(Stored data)
<<<<

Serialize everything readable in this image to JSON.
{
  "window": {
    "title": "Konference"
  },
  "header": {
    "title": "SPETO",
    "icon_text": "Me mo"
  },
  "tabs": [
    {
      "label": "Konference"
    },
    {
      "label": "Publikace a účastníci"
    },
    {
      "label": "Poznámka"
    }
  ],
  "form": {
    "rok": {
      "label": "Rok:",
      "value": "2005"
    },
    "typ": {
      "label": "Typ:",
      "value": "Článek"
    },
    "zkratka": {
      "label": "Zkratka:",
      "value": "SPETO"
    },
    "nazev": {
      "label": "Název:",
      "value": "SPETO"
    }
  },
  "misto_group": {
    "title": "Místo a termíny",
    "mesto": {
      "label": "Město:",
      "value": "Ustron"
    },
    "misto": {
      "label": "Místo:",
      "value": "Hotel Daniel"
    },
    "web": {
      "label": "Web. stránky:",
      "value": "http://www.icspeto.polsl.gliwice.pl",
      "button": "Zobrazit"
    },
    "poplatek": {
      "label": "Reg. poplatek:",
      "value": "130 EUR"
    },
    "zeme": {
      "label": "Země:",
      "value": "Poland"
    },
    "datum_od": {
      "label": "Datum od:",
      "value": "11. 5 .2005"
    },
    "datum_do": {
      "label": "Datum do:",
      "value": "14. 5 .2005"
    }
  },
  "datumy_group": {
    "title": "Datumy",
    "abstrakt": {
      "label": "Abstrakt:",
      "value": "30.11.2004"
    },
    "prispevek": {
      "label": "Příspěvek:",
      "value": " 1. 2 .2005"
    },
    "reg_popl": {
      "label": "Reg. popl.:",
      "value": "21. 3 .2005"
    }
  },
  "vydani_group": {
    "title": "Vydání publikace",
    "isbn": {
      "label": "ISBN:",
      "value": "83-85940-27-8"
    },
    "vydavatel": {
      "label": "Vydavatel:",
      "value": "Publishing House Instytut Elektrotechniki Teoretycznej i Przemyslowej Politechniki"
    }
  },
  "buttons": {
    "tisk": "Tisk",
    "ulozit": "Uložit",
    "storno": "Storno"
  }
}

>>>>
<<<<

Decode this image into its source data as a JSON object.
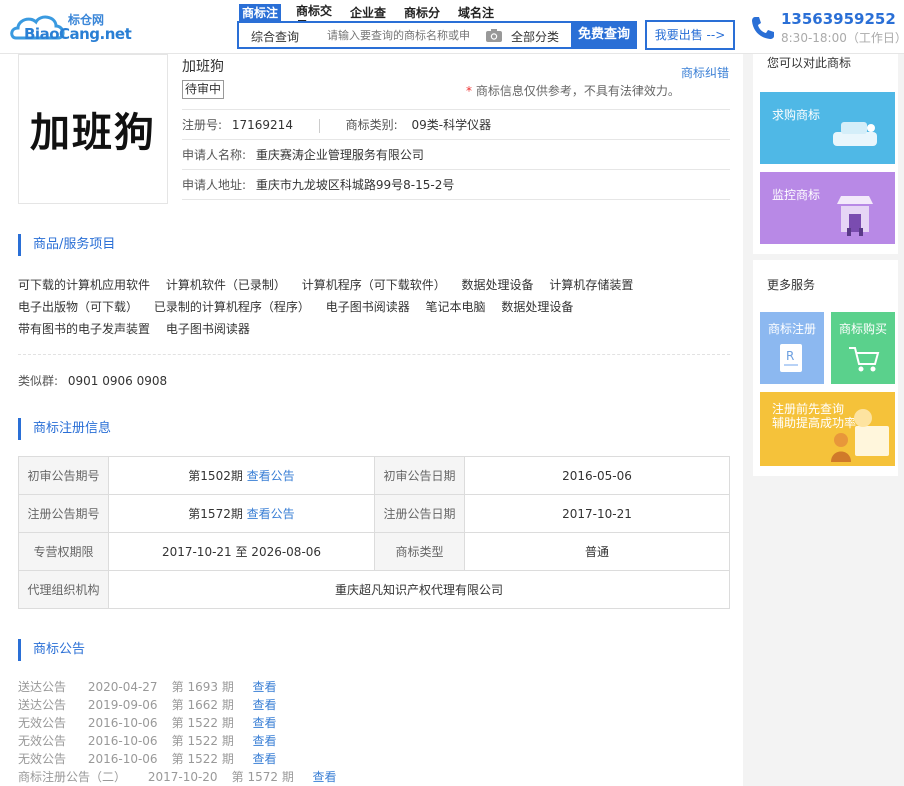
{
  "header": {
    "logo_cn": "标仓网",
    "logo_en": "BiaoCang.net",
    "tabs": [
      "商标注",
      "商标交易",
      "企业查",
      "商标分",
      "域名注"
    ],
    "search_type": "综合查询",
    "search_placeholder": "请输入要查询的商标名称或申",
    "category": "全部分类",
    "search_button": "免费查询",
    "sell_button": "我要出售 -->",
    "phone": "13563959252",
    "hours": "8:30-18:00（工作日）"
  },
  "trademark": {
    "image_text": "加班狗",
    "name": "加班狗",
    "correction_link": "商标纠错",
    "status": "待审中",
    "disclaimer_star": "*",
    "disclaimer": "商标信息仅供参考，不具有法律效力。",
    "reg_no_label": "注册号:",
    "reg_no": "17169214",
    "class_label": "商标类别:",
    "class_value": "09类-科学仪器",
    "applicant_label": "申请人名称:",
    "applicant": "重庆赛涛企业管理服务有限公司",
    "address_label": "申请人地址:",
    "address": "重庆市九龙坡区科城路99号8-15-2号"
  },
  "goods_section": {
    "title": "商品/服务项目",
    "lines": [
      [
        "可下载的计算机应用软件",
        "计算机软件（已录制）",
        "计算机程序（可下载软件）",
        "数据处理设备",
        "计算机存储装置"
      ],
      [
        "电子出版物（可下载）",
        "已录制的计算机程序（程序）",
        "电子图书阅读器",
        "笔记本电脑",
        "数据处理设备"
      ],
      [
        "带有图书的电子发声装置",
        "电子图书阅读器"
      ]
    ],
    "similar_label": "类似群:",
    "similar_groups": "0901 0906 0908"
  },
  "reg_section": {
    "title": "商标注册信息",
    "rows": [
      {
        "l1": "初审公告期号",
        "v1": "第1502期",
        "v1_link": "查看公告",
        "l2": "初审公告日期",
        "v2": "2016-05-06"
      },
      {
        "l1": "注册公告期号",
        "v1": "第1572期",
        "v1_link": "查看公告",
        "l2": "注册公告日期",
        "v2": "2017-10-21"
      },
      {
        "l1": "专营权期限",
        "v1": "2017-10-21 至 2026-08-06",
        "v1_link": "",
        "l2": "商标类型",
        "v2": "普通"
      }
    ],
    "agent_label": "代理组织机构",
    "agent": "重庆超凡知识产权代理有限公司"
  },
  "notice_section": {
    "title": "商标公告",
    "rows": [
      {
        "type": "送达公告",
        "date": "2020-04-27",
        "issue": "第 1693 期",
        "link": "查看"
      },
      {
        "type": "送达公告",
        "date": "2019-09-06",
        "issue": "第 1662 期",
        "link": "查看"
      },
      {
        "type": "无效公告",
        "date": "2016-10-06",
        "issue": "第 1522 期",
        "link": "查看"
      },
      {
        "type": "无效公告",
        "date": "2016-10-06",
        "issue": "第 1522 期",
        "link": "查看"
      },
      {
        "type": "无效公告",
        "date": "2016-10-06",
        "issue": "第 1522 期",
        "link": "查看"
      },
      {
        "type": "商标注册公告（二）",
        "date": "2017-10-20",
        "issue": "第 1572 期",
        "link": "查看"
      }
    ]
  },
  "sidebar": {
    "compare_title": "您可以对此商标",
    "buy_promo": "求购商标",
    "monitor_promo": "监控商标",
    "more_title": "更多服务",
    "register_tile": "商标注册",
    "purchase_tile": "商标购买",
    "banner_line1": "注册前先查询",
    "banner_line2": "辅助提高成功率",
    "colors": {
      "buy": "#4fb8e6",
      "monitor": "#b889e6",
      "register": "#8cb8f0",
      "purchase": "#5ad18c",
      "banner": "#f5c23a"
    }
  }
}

>>>>

EXERCISE TASK -
Scan the entries above and work out how many lines include the word "JSON"; the reply is that number alone.

WORKED SOLUTION -
2